======== Text block ========

Utpal Roy, the secretary of NGO Diganta Welfare Society, which had taken up Karim’s cause after he was found in 2007, said the madarsa teacher had stayed at the Red Cross Bhavan in Amritsar last night.

“Our members have left for Calcutta by train. On Tuesday, he is expected to arrive at the Aluabari Road station (near Islampur). From there, we will take him to his recently widowed mother Gulshan Begum,” Roy, who is in Delhi to receive him, said. Karim’s elder brother Iqbal Hussain is accompanying him home.

In Betabi, Id seems to have arrived early. The villagers are particularly happy that Karim is returning in the holy month of Ramazan. “So far, I had been living with the knowledge that my son was at least alive in a Pakistani jail. Now he has been released during Ramazan. But my husband couldn’t see him,” said mother Gulshan, who has nine children.

Karim’s father Mohammad Tazuddin, who died of a heart attack this May, had yearned for his son till his last day, said Gulshan. But Karim is still unaware of his father’s death.

“Karim had strayed into Pakistani territory while playing football with the madarsa students. But 26/11 caused all talks with Pakistan to break down and we were feared we would not be able to bring him back,” Roy said.

He said Diganta had sent several appeals to the Indian and the Pakistani governments for his release.

Teacher out of Pak jail – at long, long last ?!!

Freed teacher Abdul Karim’s mother Gulshan Begum with her children at her home in Betabi on Sunday - how happy they must be ?!! (Mehedi Hedaytullah)

FROM THE TELEGRAPH
BY MEHEDI HEDAYTULLAH

Islampur, Aug. 29: Abdul Karim yesterday walked out of a Rawalpindi prison and became the first Indian to be freed by Pakistan since the Mumbai terror attacks.

The 25-year-old Karim, who hails from a North Dinajpur village but taught in a Patiala madarsa, was handed over to the Indian authorities at the Wagah international checkpost.

Five years ago, Karim was caught by the Pakistani border guards when he strayed into no-man’s land at Patiala in Punjab while trying to retrieve a ball during a soccer match with the local boys.

Nagesh Singh, director, (Pakistan, Afghanistan and Iran division), ministry of external affairs, told The Telegraph over the phone from Delhi that this was the first time that an Indian had been released from a Pakistani jail after the Mumbai terror attack on November 26, 2008.

“This release will go a long way in improving the bilateral relations between the two nations. Our officials and senior BSF officers were present during the handing over yesterday,” Singh said. Karim walked across the border into India around 4pm yesterday.

======== Dataset records ========

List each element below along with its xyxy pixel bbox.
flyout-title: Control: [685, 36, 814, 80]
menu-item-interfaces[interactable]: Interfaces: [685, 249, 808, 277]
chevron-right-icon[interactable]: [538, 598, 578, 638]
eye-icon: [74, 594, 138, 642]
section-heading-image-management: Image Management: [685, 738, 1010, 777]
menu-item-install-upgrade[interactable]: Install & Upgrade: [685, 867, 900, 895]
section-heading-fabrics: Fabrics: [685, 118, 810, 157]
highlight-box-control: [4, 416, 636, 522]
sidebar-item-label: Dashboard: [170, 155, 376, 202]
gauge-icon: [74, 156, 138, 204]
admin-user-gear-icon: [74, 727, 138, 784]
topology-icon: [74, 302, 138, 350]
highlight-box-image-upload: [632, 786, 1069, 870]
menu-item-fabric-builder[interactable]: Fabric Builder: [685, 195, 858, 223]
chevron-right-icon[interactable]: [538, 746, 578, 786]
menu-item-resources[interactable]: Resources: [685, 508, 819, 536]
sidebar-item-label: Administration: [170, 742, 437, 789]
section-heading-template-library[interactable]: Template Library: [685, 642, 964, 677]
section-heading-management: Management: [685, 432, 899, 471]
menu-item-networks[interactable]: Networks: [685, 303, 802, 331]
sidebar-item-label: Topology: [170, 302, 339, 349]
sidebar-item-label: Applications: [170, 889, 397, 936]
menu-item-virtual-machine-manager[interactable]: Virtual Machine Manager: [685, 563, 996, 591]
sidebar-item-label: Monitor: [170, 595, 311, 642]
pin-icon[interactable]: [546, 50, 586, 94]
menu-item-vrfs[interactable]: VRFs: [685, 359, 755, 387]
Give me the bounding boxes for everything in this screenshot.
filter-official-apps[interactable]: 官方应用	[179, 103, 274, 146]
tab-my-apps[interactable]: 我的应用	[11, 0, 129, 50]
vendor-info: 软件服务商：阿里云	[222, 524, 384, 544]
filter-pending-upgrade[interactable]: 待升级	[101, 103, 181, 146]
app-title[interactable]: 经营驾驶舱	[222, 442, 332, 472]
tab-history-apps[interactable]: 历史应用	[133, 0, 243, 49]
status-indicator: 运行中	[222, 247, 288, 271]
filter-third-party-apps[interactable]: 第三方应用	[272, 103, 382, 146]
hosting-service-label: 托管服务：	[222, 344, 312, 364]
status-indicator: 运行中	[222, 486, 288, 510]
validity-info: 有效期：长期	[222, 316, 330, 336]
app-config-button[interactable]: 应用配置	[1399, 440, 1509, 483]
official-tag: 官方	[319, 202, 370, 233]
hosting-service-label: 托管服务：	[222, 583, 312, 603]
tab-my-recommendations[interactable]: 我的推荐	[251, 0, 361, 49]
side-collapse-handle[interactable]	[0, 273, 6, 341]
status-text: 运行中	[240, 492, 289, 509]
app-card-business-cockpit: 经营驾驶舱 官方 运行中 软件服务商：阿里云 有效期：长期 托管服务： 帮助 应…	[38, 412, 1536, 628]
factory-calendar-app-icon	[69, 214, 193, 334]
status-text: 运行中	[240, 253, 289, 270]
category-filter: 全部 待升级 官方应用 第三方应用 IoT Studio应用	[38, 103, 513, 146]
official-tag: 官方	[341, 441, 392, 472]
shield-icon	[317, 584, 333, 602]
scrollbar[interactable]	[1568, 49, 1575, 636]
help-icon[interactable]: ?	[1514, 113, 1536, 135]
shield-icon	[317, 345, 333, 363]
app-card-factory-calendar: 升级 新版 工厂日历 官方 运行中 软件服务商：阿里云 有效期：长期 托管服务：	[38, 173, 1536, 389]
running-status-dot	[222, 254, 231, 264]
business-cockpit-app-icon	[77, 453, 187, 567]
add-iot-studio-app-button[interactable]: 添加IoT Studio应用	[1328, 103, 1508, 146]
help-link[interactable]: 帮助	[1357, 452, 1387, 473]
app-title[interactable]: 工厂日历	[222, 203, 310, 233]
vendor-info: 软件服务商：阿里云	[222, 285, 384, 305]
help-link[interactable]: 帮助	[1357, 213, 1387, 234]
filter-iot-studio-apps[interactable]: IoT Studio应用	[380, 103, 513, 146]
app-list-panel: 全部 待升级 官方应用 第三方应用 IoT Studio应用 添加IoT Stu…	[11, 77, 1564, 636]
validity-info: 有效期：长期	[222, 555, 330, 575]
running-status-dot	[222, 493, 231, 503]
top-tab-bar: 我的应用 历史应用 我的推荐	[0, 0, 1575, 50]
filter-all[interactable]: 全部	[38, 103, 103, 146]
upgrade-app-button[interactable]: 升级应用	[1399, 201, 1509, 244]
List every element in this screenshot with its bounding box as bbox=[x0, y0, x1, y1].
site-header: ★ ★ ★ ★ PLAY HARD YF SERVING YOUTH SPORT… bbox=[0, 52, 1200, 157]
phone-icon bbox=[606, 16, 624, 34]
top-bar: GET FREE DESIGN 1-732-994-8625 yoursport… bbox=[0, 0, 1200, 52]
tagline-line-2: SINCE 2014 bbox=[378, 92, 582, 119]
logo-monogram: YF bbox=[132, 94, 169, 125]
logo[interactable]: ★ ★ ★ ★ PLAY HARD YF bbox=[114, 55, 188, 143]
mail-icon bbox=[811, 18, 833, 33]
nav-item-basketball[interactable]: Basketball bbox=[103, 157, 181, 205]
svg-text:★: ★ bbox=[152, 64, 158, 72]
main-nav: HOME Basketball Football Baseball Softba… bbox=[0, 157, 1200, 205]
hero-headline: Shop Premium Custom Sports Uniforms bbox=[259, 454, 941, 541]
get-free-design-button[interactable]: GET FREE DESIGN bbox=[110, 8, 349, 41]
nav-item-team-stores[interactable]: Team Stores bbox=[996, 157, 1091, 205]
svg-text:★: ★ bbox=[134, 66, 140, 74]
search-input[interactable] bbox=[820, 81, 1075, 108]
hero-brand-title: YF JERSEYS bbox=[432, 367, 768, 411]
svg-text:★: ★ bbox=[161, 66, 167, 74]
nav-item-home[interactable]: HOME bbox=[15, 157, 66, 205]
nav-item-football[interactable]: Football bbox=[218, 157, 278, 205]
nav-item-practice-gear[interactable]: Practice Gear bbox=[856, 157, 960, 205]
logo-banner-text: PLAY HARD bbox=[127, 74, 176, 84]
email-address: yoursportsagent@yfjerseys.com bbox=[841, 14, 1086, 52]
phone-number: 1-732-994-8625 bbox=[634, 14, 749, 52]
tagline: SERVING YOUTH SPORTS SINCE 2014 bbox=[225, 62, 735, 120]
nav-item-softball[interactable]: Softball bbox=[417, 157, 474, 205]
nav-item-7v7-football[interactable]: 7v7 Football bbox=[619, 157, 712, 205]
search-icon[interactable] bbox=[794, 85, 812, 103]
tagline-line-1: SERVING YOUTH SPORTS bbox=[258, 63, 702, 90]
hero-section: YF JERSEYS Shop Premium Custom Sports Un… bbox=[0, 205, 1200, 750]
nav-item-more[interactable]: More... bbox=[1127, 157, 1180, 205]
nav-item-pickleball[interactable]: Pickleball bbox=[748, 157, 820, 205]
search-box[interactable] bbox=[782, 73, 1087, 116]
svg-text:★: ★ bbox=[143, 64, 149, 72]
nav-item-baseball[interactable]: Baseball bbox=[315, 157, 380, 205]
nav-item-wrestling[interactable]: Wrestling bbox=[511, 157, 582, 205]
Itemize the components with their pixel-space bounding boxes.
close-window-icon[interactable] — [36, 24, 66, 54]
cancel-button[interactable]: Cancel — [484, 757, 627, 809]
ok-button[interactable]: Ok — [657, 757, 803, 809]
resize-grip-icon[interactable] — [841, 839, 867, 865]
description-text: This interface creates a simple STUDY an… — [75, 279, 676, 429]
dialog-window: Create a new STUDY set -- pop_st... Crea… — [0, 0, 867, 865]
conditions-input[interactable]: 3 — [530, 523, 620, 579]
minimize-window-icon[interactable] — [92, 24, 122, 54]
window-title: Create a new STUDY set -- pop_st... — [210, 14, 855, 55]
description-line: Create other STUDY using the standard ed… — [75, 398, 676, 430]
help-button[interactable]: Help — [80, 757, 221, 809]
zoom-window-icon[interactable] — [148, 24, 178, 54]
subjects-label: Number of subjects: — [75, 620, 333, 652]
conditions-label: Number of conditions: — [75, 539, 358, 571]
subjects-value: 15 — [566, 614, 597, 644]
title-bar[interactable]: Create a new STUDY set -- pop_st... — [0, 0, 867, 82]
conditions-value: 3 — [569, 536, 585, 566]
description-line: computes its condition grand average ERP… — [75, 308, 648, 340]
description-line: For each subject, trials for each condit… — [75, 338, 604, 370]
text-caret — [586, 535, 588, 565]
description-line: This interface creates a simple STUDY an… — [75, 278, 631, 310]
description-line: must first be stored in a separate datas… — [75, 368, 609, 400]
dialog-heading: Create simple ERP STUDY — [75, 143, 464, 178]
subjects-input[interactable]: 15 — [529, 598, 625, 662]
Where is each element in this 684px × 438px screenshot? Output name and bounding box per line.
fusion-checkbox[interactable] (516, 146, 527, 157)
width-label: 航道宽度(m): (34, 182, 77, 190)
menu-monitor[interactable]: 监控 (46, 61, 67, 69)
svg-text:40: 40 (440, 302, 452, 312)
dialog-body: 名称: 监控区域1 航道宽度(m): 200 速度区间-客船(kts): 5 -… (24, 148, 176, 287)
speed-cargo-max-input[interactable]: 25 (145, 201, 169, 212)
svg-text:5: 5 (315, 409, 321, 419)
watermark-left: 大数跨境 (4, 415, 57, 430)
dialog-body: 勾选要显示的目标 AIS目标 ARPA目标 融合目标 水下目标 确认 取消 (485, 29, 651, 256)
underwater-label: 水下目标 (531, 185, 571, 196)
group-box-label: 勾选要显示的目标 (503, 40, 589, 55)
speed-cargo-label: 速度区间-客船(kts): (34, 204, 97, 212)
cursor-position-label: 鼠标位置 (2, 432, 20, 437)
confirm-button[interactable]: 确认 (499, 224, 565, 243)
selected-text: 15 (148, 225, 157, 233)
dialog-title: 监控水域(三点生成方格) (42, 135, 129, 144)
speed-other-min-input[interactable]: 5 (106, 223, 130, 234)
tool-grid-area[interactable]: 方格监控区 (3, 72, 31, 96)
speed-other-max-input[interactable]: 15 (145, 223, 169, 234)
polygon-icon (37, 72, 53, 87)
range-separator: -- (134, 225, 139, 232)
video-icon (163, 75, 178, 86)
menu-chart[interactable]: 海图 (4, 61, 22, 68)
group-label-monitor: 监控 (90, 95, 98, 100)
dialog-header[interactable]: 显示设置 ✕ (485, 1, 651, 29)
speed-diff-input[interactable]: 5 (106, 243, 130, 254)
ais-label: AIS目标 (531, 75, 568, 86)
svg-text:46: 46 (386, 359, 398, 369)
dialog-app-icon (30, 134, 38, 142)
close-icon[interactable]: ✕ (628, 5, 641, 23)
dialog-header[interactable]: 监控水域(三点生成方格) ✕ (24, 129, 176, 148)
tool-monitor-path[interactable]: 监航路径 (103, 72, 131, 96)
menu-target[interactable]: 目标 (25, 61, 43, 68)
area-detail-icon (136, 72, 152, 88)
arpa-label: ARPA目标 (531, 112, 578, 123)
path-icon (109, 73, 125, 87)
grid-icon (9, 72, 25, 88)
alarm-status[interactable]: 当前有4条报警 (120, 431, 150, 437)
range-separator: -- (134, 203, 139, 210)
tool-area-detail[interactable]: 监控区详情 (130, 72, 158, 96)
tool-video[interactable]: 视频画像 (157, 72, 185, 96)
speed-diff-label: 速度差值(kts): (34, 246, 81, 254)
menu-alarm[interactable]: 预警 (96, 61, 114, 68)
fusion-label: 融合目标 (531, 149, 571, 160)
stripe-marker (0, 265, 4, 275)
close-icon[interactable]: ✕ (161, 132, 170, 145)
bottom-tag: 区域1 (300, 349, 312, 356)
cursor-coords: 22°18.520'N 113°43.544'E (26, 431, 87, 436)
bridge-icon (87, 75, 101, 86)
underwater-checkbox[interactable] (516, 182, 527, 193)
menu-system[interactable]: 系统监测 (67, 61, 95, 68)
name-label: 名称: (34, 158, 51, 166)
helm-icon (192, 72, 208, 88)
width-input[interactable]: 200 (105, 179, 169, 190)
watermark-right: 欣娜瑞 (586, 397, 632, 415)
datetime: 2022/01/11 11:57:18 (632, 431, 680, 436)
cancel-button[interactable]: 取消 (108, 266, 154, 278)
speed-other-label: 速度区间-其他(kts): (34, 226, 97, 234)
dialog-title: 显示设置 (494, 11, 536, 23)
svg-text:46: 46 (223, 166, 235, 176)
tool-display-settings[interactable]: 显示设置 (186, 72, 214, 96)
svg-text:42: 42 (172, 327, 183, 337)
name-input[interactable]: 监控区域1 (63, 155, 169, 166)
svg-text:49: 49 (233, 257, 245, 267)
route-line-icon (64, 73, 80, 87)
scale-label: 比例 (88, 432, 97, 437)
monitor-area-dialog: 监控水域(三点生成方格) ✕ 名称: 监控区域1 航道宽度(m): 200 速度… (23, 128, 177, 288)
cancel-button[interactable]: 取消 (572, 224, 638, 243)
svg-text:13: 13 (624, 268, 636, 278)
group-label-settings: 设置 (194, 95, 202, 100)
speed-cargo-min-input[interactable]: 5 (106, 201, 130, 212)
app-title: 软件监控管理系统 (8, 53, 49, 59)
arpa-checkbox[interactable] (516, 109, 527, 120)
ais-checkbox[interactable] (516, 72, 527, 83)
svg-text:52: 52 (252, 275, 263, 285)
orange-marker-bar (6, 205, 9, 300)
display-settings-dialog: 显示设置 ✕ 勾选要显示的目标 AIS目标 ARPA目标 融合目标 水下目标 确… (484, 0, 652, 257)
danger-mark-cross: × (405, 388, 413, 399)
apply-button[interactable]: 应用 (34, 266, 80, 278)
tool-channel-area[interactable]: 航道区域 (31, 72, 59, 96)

========

→ **What is required**: Edit the article about Abdul Karim's release from "Five years ago, Karim" up to and including "the local boys.", changing "soccer match" to "football game". The rows have no connection to the article.

→ **Response box**:
Five years ago, Karim was caught by the Pakistani border guards when he strayed into no-man’s land at Patiala in Punjab while trying to retrieve a ball during a football game with the local boys.